━━━ DOCUMENT SECTION
Because only a small amount of bone marrow is removed, donating usually does not pose any significant problems for the donor. The most serious risk associated with donating bone marrow involves the use of anesthesia during the procedure.

The area where the bone marrow was taken out may feel stiff or sore for a few days, and the donor may feel tired. Within a few weeks, the donor’s body replaces the donated marrow; however, the time required for a donor to recover varies. Some people are back to their usual routine within 2 or 3 days, while others may take up to 3 to 4 weeks to fully recover their strength.

• Are any risks associated with donating PBSCs?

Apheresis usually causes minimal discomfort. During apheresis, the person may feel lightheadedness, chills, numbness around the lips, and cramping in the hands. Unlike bone marrow donation, PBSC donation does not require anesthesia. The medication that is given to stimulate the release of stem cells from the marrow into the bloodstream may cause bone and muscle aches, headaches, fatigue, nausea, vomiting, and/or difficulty sleeping. These side effects generally stop within 2 to 3 days of the last dose of the medication.

• How does the patient receive the stem cells during the transplant?

After being treated with high-dose anticancer drugs and/or radiation, the patient receives the stem cells through an intravenous (IV) line just like a blood transfusion. This part of the transplant takes 1 to 5 hours.

• Are any special measures taken when the cancer patient is also the donor (autologous transplant)?

The stem cells used for autologous transplantation must be relatively free of cancer cells. The harvested cells can sometimes be treated before transplantation in a process known as “purging” to get rid of cancer cells. This process can remove some cancer cells from the harvested cells and minimize the chance that cancer will come back. Because purging may damage some healthy stem cells, more cells are obtained from the patient before the transplant so that enough healthy stem cells will remain after purging.

• What happens after the stem cells have been transplanted to the patient?
━━━━━━
━━━ RECORDS PROVIDED
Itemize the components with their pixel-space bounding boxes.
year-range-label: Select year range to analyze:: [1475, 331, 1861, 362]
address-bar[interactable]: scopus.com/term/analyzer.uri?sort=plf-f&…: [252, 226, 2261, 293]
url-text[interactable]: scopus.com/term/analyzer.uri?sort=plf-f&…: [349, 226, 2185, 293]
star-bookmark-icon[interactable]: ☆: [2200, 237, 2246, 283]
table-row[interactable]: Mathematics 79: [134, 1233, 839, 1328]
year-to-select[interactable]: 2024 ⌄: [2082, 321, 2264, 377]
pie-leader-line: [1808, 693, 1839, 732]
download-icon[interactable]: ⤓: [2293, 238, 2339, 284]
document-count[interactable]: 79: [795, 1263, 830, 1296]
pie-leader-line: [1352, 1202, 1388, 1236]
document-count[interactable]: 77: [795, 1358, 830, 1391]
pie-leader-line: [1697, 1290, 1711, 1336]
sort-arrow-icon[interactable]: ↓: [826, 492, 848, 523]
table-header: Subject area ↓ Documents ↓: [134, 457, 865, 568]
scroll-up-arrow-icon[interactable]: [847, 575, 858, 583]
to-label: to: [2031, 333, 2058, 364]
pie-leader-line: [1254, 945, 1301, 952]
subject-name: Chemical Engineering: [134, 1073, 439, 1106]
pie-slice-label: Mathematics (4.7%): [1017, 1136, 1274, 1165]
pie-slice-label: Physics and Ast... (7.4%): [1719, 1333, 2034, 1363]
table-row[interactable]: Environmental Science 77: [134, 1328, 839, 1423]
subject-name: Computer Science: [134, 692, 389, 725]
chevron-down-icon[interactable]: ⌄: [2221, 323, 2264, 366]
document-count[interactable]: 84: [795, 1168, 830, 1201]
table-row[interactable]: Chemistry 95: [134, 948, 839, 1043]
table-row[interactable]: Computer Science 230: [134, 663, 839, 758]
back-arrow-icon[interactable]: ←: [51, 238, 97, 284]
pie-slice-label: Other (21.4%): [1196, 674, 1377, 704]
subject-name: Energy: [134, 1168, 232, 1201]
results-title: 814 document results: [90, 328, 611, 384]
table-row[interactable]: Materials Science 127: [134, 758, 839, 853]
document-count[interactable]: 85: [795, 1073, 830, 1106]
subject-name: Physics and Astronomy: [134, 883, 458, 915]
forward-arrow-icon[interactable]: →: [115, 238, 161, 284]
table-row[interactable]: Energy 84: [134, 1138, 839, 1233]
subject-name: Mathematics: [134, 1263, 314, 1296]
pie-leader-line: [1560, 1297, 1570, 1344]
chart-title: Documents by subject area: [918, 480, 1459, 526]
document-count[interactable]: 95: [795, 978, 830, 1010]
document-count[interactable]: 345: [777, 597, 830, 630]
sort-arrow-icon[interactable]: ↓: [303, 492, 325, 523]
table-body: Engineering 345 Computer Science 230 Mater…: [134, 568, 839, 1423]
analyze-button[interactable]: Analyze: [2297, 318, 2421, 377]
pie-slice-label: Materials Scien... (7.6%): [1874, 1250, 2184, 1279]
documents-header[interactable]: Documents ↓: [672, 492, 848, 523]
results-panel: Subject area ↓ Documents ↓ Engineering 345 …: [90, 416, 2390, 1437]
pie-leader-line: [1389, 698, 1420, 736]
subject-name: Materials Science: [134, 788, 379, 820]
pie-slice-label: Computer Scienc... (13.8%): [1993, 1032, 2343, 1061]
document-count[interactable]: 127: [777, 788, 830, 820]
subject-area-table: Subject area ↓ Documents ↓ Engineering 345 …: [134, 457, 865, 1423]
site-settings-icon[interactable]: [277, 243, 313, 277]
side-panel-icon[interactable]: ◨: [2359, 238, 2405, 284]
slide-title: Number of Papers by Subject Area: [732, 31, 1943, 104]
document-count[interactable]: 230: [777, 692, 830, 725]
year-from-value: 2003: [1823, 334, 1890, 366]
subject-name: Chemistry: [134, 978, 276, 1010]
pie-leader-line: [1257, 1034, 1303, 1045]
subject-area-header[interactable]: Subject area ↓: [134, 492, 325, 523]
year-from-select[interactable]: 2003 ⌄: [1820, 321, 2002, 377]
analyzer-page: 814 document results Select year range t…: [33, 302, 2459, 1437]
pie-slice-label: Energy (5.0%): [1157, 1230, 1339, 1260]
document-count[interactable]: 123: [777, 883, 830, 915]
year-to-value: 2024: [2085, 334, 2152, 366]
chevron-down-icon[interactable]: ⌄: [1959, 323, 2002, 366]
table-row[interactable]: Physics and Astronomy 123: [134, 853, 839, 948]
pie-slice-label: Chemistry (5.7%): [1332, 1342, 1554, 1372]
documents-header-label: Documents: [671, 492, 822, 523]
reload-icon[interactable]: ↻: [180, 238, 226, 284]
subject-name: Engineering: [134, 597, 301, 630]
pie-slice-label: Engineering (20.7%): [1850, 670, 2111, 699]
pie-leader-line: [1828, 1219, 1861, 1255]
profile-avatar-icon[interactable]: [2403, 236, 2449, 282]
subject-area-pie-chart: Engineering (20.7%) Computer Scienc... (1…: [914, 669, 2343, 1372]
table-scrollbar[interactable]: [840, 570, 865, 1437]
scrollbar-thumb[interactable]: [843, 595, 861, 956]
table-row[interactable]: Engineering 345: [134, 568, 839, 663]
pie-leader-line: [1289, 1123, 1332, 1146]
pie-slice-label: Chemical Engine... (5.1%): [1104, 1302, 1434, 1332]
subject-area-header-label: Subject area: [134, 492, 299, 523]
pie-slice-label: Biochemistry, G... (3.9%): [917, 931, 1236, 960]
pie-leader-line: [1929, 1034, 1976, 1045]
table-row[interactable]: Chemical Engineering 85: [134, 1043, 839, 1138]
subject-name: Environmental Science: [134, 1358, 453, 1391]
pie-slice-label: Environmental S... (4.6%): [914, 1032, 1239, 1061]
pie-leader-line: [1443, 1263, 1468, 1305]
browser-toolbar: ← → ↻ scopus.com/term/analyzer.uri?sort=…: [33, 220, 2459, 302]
━━━━━━
# TASKS AND EXERCISES:
A - Answer these questions using the stem cell donation text:
(i) What is the most serious risk associated with donating bone marrow?
(ii) Within how long after the last dose do the side effects of the stem cell release medication generally stop?
(iii) How long does the part of the transplant in which the patient receives the stem cells through an IV line take?
B - Echo the part of the stem cell donation text that opens with the words "Because only a" and closes with "during the procedure.".
These items come from a separate source, unrelated to the stem cell donation text.

# ANSWERS PER TASK:
A -
(i) The use of anesthesia during the procedure.
(ii) Within 2 to 3 days.
(iii) 1 to 5 hours.

B -
Because only a small amount of bone marrow is removed, donating usually does not pose any significant problems for the donor. The most serious risk associated with donating bone marrow involves the use of anesthesia during the procedure.